### INPUT
┄┄┄┄┄┄┄┄┄┄┄┄┄┄┄┄┄┄┄┄

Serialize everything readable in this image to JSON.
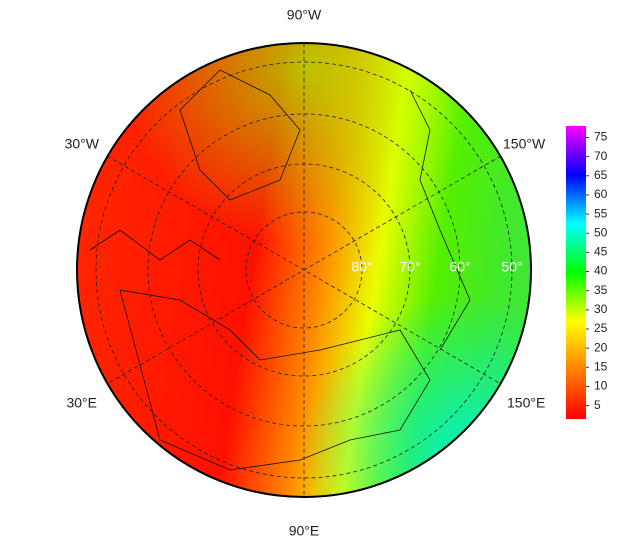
{
  "map": {
    "meridian_labels": [
      "90°W",
      "150°W",
      "150°E",
      "90°E",
      "30°E",
      "30°W"
    ],
    "latitude_labels": [
      "80°",
      "70°",
      "60°",
      "50°"
    ]
  },
  "colorbar": {
    "lim": [
      1.5,
      78
    ],
    "ticks": [
      5,
      10,
      15,
      20,
      25,
      30,
      35,
      40,
      45,
      50,
      55,
      60,
      65,
      70,
      75
    ],
    "colors": [
      "#ff0000",
      "#ff8000",
      "#ffff00",
      "#00ff00",
      "#00ffff",
      "#0000ff",
      "#ff00ff"
    ]
  }
}
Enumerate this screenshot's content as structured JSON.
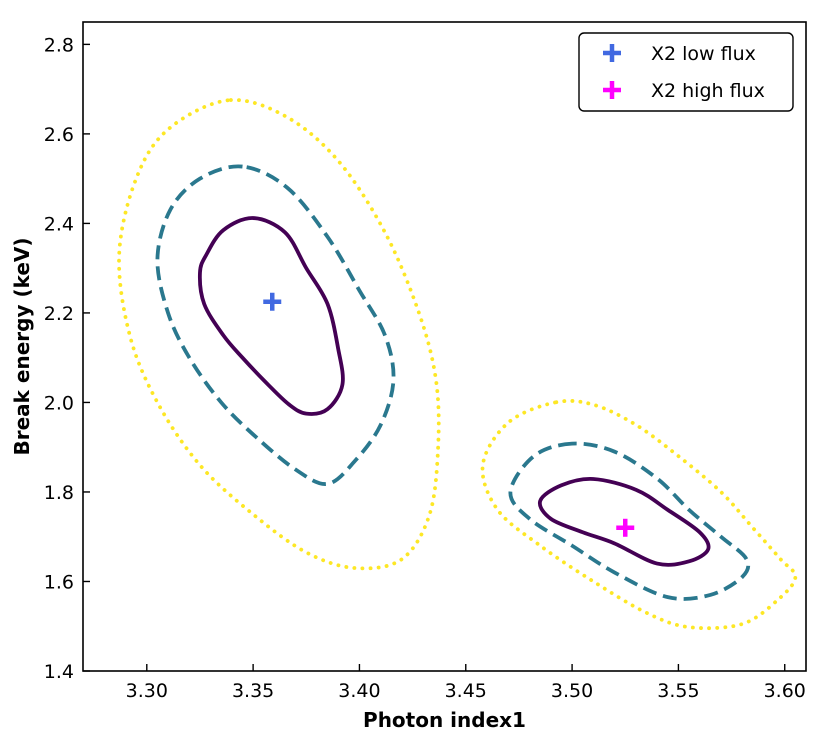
{
  "chart_data": {
    "type": "scatter",
    "title": "",
    "xlabel": "Photon index1",
    "ylabel": "Break energy (keV)",
    "xlim": [
      3.27,
      3.61
    ],
    "ylim": [
      1.4,
      2.85
    ],
    "xticks": [
      "3.30",
      "3.35",
      "3.40",
      "3.45",
      "3.50",
      "3.55",
      "3.60"
    ],
    "yticks": [
      "1.4",
      "1.6",
      "1.8",
      "2.0",
      "2.2",
      "2.4",
      "2.6",
      "2.8"
    ],
    "legend_position": "top-right",
    "series": [
      {
        "name": "X2 low flux",
        "color": "#4169e1",
        "marker": "plus",
        "best_fit": {
          "x": 3.359,
          "y": 2.225
        },
        "contours": [
          {
            "level": "inner",
            "style": "solid",
            "color": "#440154",
            "points": [
              [
                3.35,
                2.412
              ],
              [
                3.336,
                2.385
              ],
              [
                3.328,
                2.33
              ],
              [
                3.325,
                2.29
              ],
              [
                3.327,
                2.22
              ],
              [
                3.336,
                2.15
              ],
              [
                3.345,
                2.1
              ],
              [
                3.357,
                2.04
              ],
              [
                3.367,
                1.995
              ],
              [
                3.375,
                1.975
              ],
              [
                3.385,
                1.985
              ],
              [
                3.392,
                2.04
              ],
              [
                3.39,
                2.12
              ],
              [
                3.385,
                2.22
              ],
              [
                3.375,
                2.3
              ],
              [
                3.365,
                2.38
              ]
            ]
          },
          {
            "level": "middle",
            "style": "dashed",
            "color": "#2a788e",
            "points": [
              [
                3.345,
                2.527
              ],
              [
                3.325,
                2.5
              ],
              [
                3.311,
                2.43
              ],
              [
                3.305,
                2.32
              ],
              [
                3.31,
                2.2
              ],
              [
                3.32,
                2.1
              ],
              [
                3.335,
                2.0
              ],
              [
                3.352,
                1.92
              ],
              [
                3.37,
                1.85
              ],
              [
                3.385,
                1.818
              ],
              [
                3.398,
                1.87
              ],
              [
                3.41,
                1.95
              ],
              [
                3.416,
                2.05
              ],
              [
                3.412,
                2.15
              ],
              [
                3.4,
                2.25
              ],
              [
                3.385,
                2.37
              ],
              [
                3.366,
                2.48
              ]
            ]
          },
          {
            "level": "outer",
            "style": "dotted",
            "color": "#fde725",
            "points": [
              [
                3.338,
                2.675
              ],
              [
                3.31,
                2.61
              ],
              [
                3.295,
                2.5
              ],
              [
                3.287,
                2.33
              ],
              [
                3.292,
                2.15
              ],
              [
                3.305,
                2.0
              ],
              [
                3.325,
                1.86
              ],
              [
                3.35,
                1.75
              ],
              [
                3.375,
                1.665
              ],
              [
                3.398,
                1.63
              ],
              [
                3.42,
                1.65
              ],
              [
                3.433,
                1.75
              ],
              [
                3.437,
                1.9
              ],
              [
                3.436,
                2.05
              ],
              [
                3.428,
                2.2
              ],
              [
                3.412,
                2.38
              ],
              [
                3.39,
                2.54
              ],
              [
                3.365,
                2.64
              ]
            ]
          }
        ]
      },
      {
        "name": "X2 high flux",
        "color": "#ff00ff",
        "marker": "plus",
        "best_fit": {
          "x": 3.525,
          "y": 1.72
        },
        "contours": [
          {
            "level": "inner",
            "style": "solid",
            "color": "#440154",
            "points": [
              [
                3.51,
                1.829
              ],
              [
                3.495,
                1.815
              ],
              [
                3.485,
                1.78
              ],
              [
                3.49,
                1.74
              ],
              [
                3.505,
                1.71
              ],
              [
                3.52,
                1.685
              ],
              [
                3.54,
                1.64
              ],
              [
                3.555,
                1.645
              ],
              [
                3.564,
                1.672
              ],
              [
                3.56,
                1.71
              ],
              [
                3.545,
                1.76
              ],
              [
                3.53,
                1.805
              ]
            ]
          },
          {
            "level": "middle",
            "style": "dashed",
            "color": "#2a788e",
            "points": [
              [
                3.5,
                1.908
              ],
              [
                3.482,
                1.88
              ],
              [
                3.471,
                1.8
              ],
              [
                3.48,
                1.74
              ],
              [
                3.5,
                1.68
              ],
              [
                3.52,
                1.62
              ],
              [
                3.545,
                1.565
              ],
              [
                3.565,
                1.57
              ],
              [
                3.58,
                1.61
              ],
              [
                3.582,
                1.65
              ],
              [
                3.57,
                1.7
              ],
              [
                3.555,
                1.76
              ],
              [
                3.54,
                1.83
              ],
              [
                3.52,
                1.89
              ]
            ]
          },
          {
            "level": "outer",
            "style": "dotted",
            "color": "#fde725",
            "points": [
              [
                3.492,
                2.0
              ],
              [
                3.47,
                1.955
              ],
              [
                3.458,
                1.86
              ],
              [
                3.465,
                1.76
              ],
              [
                3.485,
                1.68
              ],
              [
                3.51,
                1.6
              ],
              [
                3.535,
                1.53
              ],
              [
                3.555,
                1.498
              ],
              [
                3.58,
                1.505
              ],
              [
                3.597,
                1.56
              ],
              [
                3.605,
                1.61
              ],
              [
                3.598,
                1.65
              ],
              [
                3.585,
                1.72
              ],
              [
                3.57,
                1.8
              ],
              [
                3.55,
                1.88
              ],
              [
                3.53,
                1.95
              ],
              [
                3.51,
                1.995
              ]
            ]
          }
        ]
      }
    ]
  }
}
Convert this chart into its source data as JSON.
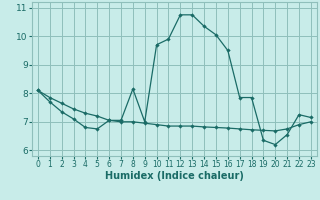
{
  "xlabel": "Humidex (Indice chaleur)",
  "background_color": "#c8ece9",
  "grid_color": "#8fbfbb",
  "line_color": "#1a6b66",
  "xlim": [
    -0.5,
    23.5
  ],
  "ylim": [
    5.8,
    11.2
  ],
  "xticks": [
    0,
    1,
    2,
    3,
    4,
    5,
    6,
    7,
    8,
    9,
    10,
    11,
    12,
    13,
    14,
    15,
    16,
    17,
    18,
    19,
    20,
    21,
    22,
    23
  ],
  "yticks": [
    6,
    7,
    8,
    9,
    10,
    11
  ],
  "curve1_x": [
    0,
    1,
    2,
    3,
    4,
    5,
    6,
    7,
    8,
    9,
    10,
    11,
    12,
    13,
    14,
    15,
    16,
    17,
    18,
    19,
    20,
    21,
    22,
    23
  ],
  "curve1_y": [
    8.1,
    7.7,
    7.35,
    7.1,
    6.8,
    6.75,
    7.05,
    7.05,
    8.15,
    7.0,
    9.7,
    9.9,
    10.75,
    10.75,
    10.35,
    10.05,
    9.5,
    7.85,
    7.85,
    6.35,
    6.2,
    6.55,
    7.25,
    7.15
  ],
  "curve2_x": [
    0,
    1,
    2,
    3,
    4,
    5,
    6,
    7,
    8,
    9,
    10,
    11,
    12,
    13,
    14,
    15,
    16,
    17,
    18,
    19,
    20,
    21,
    22,
    23
  ],
  "curve2_y": [
    8.1,
    7.85,
    7.65,
    7.45,
    7.3,
    7.2,
    7.05,
    7.0,
    7.0,
    6.95,
    6.9,
    6.85,
    6.85,
    6.85,
    6.82,
    6.8,
    6.78,
    6.75,
    6.72,
    6.7,
    6.68,
    6.75,
    6.9,
    7.0
  ]
}
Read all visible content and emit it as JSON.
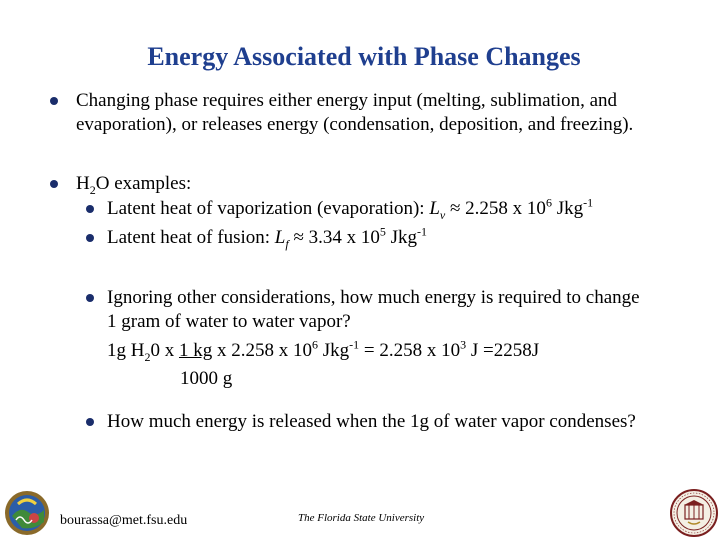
{
  "title": "Energy Associated with Phase Changes",
  "bullet1": {
    "line1": "Changing phase requires either energy input (melting, sublimation, and",
    "line2": "evaporation), or releases energy (condensation, deposition, and freezing)."
  },
  "bullet2": {
    "h": "H",
    "sub2": "2",
    "o_examples": "O examples:"
  },
  "vaporization": {
    "pre": "Latent heat of vaporization (evaporation): ",
    "symbol": "L",
    "sub": "v",
    "approx": " ≈ 2.258 x 10",
    "exp": "6",
    "unit": " Jkg",
    "unit_exp": "-1"
  },
  "fusion": {
    "pre": "Latent heat of fusion: ",
    "symbol": "L",
    "sub": "f",
    "approx": " ≈ 3.34 x 10",
    "exp": "5",
    "unit": " Jkg",
    "unit_exp": "-1"
  },
  "question1": {
    "line1": "Ignoring other considerations, how much energy is required to change",
    "line2": "1 gram of water to water vapor?",
    "calc_a": "1g H",
    "calc_sub": "2",
    "calc_b": "0 x ",
    "frac_num": "1 kg",
    "calc_c": " x 2.258 x 10",
    "calc_exp1": "6",
    "calc_d": " Jkg",
    "calc_exp2": "-1",
    "calc_e": " = 2.258 x 10",
    "calc_exp3": "3",
    "calc_f": " J =2258J",
    "frac_den": "1000 g"
  },
  "question2": "How much energy is released when the 1g of water vapor condenses?",
  "footer": {
    "email": "bourassa@met.fsu.edu",
    "university": "The Florida State University"
  },
  "icons": {
    "left_logo": "met-department-logo",
    "right_logo": "fsu-seal-logo"
  },
  "colors": {
    "title": "#1f3f8f",
    "bullet": "#1a2d6b"
  }
}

┄┄┄┄┄┄┄┄┄┄┄┄┄┄┄┄┄┄┄┄

### TASK DETAILS
Select and copy every line from the records that includes the word "this".

### OUTPUT BELOW
Serialize everything readable in this image to JSON.
Enumerate this screenshot's content as structured JSON.
Convert this chart into its source data as JSON.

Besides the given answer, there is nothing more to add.